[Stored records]
* * *
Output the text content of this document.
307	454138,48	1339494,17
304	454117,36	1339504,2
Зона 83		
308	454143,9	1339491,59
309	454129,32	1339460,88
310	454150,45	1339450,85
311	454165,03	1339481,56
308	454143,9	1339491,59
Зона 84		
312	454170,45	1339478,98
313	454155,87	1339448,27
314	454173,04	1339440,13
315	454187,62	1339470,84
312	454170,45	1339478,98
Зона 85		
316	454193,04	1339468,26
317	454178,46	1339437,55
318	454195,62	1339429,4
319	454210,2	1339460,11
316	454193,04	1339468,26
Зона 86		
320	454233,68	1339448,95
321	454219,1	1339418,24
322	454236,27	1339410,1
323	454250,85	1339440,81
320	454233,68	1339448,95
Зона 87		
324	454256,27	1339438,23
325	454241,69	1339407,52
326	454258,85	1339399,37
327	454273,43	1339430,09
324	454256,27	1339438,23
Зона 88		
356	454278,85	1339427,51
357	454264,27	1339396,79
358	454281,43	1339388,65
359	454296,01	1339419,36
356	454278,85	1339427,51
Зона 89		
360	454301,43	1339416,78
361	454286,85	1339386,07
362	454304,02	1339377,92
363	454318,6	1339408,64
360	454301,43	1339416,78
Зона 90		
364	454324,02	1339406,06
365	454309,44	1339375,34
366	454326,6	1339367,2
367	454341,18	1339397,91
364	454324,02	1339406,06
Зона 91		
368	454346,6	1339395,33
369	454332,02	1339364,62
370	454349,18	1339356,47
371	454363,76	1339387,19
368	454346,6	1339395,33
* * *
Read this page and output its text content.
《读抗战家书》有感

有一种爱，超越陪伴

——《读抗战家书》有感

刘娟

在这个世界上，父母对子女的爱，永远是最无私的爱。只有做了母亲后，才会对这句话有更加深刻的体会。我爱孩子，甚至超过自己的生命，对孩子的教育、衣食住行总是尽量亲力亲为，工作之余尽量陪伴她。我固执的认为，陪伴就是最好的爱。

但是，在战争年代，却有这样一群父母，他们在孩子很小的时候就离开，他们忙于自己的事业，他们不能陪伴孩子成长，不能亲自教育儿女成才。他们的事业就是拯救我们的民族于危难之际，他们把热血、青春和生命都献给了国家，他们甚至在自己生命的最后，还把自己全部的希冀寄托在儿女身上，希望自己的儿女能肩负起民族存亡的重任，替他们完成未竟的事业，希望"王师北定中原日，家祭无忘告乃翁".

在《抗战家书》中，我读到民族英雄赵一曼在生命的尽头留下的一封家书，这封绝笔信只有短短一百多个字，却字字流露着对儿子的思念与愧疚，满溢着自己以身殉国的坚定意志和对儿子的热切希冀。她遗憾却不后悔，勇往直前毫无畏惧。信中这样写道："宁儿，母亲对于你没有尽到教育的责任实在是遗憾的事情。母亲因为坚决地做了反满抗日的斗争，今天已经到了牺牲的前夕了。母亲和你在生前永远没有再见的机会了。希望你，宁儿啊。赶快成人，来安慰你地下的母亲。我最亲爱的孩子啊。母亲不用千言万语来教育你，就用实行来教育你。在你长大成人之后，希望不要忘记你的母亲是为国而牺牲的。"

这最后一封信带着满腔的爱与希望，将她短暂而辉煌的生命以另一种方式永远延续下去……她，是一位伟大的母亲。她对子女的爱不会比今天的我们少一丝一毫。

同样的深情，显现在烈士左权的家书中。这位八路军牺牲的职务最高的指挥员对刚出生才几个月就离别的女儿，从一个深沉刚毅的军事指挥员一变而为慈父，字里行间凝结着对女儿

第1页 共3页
* * *
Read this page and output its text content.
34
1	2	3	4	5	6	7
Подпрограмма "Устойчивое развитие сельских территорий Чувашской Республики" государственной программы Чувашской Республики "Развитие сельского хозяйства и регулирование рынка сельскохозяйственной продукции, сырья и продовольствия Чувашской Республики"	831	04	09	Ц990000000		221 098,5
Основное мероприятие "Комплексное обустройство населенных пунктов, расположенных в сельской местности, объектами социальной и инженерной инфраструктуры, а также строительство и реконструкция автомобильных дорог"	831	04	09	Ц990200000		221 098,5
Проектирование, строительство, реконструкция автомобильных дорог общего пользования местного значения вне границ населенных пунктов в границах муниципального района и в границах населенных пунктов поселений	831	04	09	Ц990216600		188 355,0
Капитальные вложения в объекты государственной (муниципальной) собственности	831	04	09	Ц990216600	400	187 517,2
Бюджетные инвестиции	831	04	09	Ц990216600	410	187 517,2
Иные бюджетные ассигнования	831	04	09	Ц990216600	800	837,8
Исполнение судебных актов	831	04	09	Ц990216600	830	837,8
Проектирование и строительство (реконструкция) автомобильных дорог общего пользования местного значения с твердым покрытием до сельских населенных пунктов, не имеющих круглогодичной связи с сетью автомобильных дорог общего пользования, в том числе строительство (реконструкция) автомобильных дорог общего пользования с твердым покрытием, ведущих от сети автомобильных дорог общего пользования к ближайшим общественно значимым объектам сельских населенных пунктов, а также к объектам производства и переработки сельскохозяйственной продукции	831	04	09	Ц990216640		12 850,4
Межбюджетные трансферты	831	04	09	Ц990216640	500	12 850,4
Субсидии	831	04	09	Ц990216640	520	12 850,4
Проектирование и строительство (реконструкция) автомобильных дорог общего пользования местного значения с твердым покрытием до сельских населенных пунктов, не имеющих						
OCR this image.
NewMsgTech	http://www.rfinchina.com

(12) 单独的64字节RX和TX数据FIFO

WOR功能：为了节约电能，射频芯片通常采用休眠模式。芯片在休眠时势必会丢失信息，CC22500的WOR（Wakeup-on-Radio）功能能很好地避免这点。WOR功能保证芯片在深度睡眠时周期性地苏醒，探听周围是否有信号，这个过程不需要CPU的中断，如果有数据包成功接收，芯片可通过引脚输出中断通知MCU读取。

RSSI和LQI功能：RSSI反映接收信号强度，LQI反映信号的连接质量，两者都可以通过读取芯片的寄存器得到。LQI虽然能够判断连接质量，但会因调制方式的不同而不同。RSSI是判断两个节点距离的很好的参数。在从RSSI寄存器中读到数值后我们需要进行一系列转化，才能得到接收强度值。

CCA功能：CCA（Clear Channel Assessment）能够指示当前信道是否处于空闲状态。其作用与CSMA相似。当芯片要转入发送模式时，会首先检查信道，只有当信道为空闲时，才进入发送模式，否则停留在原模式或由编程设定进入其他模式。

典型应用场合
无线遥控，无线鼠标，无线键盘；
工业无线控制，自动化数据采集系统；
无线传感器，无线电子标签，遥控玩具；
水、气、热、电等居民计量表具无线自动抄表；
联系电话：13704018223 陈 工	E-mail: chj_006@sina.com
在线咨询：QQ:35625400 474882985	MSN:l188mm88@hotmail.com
* * *
Give only the count of lines in which the string "Зона" appears.

Answer in full = 9